Data records:
»»

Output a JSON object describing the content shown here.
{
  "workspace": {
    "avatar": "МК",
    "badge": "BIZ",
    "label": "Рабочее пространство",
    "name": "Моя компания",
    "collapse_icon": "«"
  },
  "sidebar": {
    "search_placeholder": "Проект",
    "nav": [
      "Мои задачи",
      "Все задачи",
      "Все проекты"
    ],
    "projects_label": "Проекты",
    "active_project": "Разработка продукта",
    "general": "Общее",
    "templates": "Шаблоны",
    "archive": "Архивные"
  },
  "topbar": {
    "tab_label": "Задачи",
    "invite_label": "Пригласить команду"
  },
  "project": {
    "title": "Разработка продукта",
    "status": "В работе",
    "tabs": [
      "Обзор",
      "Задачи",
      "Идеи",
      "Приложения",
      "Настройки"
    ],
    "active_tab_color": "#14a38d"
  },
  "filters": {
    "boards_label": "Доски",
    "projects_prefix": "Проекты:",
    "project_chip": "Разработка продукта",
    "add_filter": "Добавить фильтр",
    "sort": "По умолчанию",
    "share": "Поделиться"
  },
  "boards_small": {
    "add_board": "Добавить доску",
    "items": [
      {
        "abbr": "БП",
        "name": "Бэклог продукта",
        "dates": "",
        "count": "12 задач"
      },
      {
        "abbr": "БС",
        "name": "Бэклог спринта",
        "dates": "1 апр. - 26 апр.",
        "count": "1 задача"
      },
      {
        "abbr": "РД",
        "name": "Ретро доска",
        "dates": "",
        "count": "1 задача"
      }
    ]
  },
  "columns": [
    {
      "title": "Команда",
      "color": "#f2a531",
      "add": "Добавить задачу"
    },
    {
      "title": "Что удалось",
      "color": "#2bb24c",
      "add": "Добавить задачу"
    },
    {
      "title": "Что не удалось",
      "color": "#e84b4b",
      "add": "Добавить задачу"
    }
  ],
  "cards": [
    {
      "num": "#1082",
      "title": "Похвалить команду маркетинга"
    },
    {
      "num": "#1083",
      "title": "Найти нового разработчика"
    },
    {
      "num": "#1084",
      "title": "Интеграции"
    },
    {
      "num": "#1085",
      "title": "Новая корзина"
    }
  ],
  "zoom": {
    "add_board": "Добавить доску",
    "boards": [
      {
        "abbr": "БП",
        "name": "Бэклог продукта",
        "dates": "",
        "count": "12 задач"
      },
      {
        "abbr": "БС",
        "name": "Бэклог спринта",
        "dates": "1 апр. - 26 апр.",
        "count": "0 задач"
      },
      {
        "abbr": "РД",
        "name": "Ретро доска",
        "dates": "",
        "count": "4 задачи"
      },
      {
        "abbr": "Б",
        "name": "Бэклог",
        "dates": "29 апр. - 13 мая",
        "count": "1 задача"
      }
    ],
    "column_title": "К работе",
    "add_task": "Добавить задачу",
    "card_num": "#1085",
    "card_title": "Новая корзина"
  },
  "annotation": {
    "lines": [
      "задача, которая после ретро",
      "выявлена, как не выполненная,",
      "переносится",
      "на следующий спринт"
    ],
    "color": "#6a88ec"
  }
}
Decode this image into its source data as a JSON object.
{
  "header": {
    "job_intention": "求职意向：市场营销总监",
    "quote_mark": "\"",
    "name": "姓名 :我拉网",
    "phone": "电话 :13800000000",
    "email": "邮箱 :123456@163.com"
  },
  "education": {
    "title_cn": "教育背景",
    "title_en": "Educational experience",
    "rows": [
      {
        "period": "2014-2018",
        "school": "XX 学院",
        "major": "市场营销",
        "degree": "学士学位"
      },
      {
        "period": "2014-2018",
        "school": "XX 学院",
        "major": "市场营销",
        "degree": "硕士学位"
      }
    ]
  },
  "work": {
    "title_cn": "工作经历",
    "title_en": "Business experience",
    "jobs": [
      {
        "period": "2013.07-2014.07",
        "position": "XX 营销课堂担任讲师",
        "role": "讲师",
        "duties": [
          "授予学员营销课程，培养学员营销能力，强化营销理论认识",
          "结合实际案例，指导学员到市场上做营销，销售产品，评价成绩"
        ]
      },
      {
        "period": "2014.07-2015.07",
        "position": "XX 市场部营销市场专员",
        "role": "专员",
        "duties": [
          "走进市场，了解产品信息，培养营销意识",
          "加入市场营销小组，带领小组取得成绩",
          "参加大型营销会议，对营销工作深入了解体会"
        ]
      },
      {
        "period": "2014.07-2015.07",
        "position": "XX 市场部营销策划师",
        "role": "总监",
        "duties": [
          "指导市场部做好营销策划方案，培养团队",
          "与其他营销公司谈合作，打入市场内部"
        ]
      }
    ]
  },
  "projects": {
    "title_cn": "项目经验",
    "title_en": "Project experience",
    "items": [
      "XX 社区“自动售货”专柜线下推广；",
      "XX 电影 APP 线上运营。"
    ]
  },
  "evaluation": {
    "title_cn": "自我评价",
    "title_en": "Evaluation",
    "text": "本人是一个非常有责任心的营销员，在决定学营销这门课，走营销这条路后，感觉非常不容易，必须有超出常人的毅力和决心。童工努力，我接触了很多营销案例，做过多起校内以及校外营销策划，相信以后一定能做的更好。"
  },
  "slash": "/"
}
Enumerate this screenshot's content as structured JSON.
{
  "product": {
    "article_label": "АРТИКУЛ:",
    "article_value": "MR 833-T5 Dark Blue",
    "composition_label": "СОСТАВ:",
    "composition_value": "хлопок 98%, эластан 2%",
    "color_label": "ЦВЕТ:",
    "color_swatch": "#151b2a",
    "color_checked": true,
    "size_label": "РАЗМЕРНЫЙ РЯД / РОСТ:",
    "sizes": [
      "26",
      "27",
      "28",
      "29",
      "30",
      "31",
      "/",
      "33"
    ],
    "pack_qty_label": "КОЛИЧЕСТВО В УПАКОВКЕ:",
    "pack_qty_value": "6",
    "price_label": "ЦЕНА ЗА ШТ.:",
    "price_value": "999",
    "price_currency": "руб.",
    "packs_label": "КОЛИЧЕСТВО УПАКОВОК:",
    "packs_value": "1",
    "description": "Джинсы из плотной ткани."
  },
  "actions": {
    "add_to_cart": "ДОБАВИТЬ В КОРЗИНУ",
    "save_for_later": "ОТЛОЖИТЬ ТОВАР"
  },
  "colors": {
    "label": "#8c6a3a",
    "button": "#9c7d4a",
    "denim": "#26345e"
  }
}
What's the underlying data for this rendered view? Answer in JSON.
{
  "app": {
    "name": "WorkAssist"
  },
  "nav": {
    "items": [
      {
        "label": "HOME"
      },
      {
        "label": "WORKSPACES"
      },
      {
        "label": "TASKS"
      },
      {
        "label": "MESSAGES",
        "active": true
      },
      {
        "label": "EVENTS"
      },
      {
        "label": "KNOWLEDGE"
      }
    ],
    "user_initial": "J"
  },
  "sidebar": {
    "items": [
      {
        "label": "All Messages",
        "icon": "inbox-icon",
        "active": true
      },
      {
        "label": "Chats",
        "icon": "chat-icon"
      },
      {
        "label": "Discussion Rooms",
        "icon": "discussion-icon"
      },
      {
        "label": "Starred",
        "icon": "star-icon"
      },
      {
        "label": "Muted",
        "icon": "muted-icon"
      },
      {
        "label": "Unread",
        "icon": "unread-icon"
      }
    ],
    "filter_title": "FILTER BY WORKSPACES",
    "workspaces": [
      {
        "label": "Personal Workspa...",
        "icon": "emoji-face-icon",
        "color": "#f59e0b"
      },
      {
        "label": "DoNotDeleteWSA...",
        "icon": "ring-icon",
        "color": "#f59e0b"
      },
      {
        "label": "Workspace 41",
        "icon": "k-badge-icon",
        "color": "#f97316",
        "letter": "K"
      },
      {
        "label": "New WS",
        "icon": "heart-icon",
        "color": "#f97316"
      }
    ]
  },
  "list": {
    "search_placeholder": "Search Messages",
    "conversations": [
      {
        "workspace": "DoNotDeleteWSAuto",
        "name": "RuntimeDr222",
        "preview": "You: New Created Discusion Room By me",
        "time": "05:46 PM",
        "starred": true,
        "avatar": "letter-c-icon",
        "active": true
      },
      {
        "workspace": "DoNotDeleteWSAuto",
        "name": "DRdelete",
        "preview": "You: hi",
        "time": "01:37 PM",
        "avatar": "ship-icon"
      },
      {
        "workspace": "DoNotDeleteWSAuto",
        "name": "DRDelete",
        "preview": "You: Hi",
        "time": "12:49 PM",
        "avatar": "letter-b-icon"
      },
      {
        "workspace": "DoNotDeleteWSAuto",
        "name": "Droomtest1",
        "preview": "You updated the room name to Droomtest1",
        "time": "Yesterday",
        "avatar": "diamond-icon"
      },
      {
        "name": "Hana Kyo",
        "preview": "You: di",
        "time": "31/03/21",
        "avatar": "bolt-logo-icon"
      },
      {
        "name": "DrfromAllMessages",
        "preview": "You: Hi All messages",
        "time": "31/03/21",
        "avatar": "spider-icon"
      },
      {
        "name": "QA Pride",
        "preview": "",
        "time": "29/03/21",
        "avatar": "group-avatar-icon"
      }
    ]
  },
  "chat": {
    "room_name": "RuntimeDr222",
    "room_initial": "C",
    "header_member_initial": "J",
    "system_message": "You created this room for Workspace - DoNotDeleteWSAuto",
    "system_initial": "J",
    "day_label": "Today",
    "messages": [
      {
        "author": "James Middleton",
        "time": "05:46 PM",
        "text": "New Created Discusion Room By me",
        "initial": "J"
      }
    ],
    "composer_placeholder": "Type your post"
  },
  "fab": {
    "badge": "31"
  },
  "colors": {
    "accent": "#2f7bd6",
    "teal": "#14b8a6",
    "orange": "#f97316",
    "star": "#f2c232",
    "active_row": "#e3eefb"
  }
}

««

§ **To do**
For each line in the data above that contains the string "content", extract the line.

§ **Final result**
Output a JSON object describing the content shown here.
Enumerate this screenshot's content as structured JSON.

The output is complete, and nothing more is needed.